| Exercise instructions |
Wherever the word "compliment" appears in a line, copy that line.

| Data for this task |
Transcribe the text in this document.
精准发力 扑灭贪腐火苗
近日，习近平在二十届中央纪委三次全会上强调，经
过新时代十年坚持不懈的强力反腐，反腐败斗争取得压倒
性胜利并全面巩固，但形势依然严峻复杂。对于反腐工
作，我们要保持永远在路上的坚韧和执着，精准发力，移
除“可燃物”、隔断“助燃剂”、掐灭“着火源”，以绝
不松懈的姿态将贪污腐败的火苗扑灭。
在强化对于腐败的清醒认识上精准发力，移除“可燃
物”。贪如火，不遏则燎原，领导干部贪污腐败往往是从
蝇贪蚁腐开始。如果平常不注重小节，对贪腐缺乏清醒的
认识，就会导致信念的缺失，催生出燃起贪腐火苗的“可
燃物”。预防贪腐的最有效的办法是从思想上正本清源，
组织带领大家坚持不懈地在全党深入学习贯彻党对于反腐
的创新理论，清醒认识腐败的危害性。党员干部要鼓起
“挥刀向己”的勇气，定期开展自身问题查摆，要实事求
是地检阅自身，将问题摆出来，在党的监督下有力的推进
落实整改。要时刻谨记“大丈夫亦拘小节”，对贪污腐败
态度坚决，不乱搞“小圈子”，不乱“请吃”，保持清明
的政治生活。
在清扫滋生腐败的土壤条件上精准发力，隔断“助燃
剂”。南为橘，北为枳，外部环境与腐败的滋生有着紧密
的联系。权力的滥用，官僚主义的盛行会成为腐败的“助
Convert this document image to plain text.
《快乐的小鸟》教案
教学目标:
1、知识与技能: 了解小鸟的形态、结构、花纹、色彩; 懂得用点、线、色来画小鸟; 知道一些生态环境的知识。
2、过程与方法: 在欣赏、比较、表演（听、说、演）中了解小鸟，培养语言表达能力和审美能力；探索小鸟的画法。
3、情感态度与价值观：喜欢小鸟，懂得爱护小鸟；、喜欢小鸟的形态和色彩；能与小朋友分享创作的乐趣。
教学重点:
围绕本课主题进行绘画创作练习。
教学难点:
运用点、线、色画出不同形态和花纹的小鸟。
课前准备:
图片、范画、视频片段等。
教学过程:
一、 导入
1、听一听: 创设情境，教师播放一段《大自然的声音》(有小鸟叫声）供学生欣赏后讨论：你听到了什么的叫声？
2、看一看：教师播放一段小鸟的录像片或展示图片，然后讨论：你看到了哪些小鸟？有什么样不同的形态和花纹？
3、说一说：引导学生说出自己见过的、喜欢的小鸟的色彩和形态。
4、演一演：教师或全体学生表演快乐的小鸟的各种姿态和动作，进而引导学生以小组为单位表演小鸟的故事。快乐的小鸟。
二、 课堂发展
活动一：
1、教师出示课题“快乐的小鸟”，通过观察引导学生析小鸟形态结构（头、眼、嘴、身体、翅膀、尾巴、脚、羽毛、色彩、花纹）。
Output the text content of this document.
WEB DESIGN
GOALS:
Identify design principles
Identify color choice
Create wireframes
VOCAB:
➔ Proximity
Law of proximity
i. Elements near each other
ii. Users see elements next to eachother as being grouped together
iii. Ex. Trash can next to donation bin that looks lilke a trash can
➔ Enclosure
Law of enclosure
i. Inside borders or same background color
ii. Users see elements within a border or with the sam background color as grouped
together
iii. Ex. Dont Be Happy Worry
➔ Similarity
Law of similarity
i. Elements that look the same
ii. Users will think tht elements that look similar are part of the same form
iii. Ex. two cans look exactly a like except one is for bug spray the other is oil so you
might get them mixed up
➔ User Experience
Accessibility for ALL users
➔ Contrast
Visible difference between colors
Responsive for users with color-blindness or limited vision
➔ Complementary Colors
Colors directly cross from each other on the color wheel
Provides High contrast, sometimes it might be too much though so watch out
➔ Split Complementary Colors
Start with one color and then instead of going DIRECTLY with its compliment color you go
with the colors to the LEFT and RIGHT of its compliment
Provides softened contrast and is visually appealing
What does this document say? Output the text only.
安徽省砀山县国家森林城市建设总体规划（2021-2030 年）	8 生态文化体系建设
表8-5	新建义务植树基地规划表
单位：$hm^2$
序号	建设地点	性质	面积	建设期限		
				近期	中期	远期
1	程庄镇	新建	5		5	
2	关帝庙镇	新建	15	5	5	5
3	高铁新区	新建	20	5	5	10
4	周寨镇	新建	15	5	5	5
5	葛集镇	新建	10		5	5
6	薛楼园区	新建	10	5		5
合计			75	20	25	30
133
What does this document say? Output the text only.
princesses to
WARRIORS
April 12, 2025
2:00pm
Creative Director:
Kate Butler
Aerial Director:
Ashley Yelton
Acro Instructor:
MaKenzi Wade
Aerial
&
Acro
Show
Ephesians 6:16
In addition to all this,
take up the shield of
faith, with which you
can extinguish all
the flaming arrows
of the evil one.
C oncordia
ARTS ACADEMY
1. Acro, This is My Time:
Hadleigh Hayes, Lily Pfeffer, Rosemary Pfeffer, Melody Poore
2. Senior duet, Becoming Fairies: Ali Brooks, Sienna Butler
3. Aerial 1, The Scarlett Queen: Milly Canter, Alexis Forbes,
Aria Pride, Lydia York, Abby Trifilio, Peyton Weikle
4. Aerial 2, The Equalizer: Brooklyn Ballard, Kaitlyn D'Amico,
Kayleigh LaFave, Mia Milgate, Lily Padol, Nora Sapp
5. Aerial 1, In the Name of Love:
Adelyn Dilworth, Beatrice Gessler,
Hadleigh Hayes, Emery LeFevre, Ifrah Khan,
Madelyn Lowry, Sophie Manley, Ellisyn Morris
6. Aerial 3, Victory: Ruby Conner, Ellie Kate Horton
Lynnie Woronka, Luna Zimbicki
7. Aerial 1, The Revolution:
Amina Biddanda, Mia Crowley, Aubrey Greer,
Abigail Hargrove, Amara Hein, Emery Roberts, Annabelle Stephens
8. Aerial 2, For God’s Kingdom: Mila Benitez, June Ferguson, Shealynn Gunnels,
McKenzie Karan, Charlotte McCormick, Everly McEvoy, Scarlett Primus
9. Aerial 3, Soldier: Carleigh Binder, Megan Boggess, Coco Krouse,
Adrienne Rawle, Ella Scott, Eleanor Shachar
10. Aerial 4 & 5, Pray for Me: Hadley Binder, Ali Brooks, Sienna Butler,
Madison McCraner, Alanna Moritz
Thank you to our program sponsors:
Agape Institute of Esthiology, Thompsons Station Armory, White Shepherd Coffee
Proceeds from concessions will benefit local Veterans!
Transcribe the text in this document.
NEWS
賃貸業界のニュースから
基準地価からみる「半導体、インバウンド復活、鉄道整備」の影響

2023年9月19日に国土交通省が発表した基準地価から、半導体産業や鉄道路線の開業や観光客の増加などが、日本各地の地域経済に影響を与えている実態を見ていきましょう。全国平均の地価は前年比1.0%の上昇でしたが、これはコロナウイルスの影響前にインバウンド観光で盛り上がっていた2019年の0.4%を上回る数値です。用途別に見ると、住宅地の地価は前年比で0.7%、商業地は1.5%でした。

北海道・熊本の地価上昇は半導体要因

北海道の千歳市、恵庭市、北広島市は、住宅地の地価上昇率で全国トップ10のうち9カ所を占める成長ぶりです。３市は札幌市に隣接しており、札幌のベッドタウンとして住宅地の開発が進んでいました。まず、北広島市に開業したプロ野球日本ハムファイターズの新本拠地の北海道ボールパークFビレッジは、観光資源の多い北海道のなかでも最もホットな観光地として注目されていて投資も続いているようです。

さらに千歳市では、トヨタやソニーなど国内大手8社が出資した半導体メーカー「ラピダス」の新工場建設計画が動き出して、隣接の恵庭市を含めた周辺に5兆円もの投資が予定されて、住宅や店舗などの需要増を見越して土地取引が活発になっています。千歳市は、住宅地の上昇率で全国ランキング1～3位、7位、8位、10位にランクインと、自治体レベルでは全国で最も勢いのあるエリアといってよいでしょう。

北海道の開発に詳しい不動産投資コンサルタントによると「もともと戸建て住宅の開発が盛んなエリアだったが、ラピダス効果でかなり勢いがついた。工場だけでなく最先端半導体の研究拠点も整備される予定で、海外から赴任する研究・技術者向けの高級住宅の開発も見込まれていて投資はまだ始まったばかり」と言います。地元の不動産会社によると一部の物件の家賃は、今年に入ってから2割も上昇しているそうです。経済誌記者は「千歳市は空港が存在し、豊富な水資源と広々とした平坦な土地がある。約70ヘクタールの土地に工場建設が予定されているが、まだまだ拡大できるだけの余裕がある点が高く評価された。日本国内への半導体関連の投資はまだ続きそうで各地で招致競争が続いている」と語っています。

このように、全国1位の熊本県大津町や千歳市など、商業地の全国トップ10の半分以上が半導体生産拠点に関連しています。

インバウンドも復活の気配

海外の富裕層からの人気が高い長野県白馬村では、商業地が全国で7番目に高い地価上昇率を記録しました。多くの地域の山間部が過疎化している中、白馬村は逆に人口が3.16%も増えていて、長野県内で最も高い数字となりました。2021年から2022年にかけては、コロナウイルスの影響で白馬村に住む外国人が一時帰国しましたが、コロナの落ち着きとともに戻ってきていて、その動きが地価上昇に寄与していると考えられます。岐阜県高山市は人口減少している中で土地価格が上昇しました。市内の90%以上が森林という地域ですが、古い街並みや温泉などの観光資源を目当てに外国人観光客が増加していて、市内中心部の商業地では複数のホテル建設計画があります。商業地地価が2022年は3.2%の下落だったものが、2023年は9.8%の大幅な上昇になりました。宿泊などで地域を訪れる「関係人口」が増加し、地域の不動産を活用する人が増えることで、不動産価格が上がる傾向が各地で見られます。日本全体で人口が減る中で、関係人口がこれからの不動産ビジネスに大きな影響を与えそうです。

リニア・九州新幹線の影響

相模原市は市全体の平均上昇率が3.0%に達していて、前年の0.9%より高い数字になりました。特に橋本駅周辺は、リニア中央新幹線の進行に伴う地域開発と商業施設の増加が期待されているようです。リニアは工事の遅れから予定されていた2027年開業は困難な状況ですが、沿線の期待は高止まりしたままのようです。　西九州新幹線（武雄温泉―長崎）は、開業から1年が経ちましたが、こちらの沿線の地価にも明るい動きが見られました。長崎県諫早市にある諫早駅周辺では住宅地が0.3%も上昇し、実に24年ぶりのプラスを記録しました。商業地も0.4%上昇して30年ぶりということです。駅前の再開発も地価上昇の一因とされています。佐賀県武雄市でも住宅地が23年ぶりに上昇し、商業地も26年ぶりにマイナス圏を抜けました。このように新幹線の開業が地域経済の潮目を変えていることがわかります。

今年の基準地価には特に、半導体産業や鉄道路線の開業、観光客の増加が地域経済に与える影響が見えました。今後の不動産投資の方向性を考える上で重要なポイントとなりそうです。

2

| Response to this task |
Start with one color and then instead of going DIRECTLY with its compliment color you go
with the colors to the LEFT and RIGHT of its compliment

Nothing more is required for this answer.